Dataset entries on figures
— Start —

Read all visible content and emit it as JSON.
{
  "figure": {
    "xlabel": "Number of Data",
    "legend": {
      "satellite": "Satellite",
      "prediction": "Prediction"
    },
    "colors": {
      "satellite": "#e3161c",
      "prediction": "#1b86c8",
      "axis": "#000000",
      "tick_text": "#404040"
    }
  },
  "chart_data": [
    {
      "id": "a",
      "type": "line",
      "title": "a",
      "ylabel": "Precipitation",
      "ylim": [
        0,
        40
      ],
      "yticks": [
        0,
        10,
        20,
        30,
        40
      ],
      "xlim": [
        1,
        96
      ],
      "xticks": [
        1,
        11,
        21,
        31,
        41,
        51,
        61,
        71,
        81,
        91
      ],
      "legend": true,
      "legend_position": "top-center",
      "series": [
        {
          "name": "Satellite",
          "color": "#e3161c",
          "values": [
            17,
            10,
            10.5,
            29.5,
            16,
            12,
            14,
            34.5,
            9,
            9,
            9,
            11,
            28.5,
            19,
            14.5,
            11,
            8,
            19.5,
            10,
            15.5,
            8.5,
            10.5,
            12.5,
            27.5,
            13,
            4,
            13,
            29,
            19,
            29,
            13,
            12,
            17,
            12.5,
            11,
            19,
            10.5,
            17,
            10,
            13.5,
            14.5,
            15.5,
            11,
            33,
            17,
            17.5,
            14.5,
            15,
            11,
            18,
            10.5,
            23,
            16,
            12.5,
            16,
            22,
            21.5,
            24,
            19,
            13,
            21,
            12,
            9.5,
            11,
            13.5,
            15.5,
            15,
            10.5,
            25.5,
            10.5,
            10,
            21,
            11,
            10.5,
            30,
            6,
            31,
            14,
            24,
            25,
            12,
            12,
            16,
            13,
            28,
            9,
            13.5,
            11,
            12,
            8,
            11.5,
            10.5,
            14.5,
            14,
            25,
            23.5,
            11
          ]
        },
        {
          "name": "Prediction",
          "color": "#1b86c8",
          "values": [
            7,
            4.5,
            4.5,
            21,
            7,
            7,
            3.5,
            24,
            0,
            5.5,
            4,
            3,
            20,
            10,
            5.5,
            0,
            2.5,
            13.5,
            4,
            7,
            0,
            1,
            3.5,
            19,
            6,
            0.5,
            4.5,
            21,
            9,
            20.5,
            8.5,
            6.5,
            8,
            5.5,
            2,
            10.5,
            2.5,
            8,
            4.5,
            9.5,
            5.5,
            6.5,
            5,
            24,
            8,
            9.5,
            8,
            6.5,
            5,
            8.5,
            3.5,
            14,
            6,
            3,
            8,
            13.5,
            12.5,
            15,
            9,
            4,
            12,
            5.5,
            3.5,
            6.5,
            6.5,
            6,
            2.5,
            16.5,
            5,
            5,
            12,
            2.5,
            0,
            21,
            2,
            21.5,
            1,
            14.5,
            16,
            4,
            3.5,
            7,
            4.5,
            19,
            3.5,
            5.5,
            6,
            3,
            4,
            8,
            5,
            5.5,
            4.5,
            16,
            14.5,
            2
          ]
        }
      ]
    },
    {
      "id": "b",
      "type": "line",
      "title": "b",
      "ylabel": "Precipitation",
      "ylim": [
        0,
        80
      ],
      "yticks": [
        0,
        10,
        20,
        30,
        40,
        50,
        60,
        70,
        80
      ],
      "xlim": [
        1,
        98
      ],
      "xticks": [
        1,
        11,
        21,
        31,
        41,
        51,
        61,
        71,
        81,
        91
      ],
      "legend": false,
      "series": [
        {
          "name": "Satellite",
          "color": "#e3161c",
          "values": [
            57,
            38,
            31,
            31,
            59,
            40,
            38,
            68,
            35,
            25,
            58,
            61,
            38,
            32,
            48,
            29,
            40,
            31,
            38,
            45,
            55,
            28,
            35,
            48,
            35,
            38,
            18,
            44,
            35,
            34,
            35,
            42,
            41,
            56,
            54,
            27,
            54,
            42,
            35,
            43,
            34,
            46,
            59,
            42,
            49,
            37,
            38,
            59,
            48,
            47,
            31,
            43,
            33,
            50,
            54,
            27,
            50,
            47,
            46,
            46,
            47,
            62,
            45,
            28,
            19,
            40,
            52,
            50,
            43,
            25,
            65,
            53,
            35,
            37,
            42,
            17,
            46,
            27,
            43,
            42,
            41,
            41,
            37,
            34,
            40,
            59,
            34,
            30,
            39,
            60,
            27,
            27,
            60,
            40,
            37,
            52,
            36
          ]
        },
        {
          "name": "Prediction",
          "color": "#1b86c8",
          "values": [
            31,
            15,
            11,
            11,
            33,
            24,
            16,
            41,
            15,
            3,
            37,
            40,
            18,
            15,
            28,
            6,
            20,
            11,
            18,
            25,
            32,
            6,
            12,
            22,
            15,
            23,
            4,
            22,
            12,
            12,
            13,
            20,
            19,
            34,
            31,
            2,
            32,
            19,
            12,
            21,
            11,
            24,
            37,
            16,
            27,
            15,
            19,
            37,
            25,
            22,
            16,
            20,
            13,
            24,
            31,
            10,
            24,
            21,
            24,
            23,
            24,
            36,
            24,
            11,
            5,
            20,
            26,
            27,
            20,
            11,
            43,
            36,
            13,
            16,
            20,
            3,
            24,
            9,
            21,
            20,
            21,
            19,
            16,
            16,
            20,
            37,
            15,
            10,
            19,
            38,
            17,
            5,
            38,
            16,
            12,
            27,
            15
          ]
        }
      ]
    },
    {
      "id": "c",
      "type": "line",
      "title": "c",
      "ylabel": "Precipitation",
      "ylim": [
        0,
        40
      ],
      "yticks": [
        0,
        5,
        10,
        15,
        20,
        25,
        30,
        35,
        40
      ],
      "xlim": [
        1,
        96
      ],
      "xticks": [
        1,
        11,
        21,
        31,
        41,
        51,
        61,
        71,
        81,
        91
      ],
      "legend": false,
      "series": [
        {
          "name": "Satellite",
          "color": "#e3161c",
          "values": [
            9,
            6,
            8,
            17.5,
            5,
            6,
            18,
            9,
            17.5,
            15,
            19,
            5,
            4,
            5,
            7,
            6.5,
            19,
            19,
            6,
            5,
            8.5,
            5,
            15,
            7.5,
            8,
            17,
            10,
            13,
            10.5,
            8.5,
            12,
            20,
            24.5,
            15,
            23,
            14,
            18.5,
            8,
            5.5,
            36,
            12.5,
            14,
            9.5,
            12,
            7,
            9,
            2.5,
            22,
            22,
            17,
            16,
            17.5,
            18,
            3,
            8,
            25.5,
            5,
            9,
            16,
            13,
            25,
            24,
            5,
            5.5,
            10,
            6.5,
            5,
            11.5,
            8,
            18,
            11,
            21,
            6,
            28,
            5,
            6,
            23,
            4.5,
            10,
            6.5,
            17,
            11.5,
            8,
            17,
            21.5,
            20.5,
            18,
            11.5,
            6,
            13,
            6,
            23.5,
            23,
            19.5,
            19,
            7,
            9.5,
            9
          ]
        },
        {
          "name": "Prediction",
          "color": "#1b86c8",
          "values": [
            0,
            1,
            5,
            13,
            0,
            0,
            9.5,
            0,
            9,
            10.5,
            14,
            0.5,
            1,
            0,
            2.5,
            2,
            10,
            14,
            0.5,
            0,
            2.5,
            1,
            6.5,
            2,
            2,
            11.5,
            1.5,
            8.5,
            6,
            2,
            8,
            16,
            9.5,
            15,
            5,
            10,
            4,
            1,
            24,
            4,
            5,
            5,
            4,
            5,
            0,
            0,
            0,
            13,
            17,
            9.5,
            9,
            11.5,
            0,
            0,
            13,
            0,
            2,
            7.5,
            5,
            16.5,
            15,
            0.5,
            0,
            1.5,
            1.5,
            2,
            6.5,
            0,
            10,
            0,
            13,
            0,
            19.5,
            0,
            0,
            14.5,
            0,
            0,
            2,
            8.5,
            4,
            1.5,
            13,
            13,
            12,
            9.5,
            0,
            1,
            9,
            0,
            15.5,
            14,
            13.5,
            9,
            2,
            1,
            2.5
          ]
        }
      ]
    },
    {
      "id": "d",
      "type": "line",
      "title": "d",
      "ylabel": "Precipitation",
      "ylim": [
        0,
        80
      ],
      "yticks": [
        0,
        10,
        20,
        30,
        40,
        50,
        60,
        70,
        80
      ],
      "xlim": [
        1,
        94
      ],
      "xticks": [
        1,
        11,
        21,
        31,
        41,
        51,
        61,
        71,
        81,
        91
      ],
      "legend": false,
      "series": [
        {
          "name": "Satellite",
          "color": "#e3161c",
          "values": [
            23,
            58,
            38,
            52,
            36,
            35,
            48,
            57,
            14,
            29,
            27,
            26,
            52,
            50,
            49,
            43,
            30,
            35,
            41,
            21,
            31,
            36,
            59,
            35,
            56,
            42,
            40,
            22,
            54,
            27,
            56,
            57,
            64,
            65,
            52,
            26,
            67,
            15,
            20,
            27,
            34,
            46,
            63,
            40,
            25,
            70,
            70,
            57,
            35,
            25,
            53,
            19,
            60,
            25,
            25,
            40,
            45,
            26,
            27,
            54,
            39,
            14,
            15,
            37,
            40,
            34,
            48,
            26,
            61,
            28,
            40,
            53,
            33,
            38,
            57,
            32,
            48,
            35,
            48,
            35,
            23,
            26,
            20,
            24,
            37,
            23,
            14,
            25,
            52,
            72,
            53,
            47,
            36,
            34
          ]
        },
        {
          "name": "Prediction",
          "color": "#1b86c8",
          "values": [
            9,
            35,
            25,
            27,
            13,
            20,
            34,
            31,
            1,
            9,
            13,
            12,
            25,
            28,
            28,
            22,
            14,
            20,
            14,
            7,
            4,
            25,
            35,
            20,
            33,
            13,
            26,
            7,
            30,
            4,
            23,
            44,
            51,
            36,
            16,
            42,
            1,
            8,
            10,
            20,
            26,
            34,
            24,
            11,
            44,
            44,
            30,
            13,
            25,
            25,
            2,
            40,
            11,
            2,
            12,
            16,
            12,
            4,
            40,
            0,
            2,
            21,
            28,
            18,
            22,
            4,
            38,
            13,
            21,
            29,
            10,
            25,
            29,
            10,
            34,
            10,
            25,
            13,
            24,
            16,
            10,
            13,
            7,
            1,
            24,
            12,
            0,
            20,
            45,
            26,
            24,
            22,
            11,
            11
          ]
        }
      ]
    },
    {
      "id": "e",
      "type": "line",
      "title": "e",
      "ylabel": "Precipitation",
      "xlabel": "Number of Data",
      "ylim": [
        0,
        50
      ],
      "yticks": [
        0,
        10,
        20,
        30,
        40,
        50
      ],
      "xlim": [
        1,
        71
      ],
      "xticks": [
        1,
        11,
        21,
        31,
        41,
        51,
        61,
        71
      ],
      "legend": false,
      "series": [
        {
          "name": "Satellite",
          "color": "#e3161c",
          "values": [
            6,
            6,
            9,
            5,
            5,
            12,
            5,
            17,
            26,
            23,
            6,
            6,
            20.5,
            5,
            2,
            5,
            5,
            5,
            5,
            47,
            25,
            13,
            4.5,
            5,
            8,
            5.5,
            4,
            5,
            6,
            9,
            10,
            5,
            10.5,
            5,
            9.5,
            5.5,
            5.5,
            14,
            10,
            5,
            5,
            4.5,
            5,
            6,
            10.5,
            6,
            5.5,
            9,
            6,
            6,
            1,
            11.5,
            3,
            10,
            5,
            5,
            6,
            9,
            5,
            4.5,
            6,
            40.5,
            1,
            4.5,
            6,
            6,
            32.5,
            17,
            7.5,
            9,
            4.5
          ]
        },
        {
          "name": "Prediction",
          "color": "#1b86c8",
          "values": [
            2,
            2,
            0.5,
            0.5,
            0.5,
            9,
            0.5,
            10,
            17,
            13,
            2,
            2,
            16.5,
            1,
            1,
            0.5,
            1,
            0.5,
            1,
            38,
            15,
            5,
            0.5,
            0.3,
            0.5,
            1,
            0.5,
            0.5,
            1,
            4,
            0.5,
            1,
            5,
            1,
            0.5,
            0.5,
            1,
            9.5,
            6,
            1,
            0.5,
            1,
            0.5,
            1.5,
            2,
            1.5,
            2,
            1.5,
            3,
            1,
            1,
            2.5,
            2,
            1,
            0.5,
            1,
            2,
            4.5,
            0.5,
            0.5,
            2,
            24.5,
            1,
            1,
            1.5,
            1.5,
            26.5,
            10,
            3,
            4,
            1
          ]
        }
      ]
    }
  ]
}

— End —

WHAT THE TASK ASKS
State how many lines of the listing include "title", and nothing more.

RESPONSE TO THIS TASK
5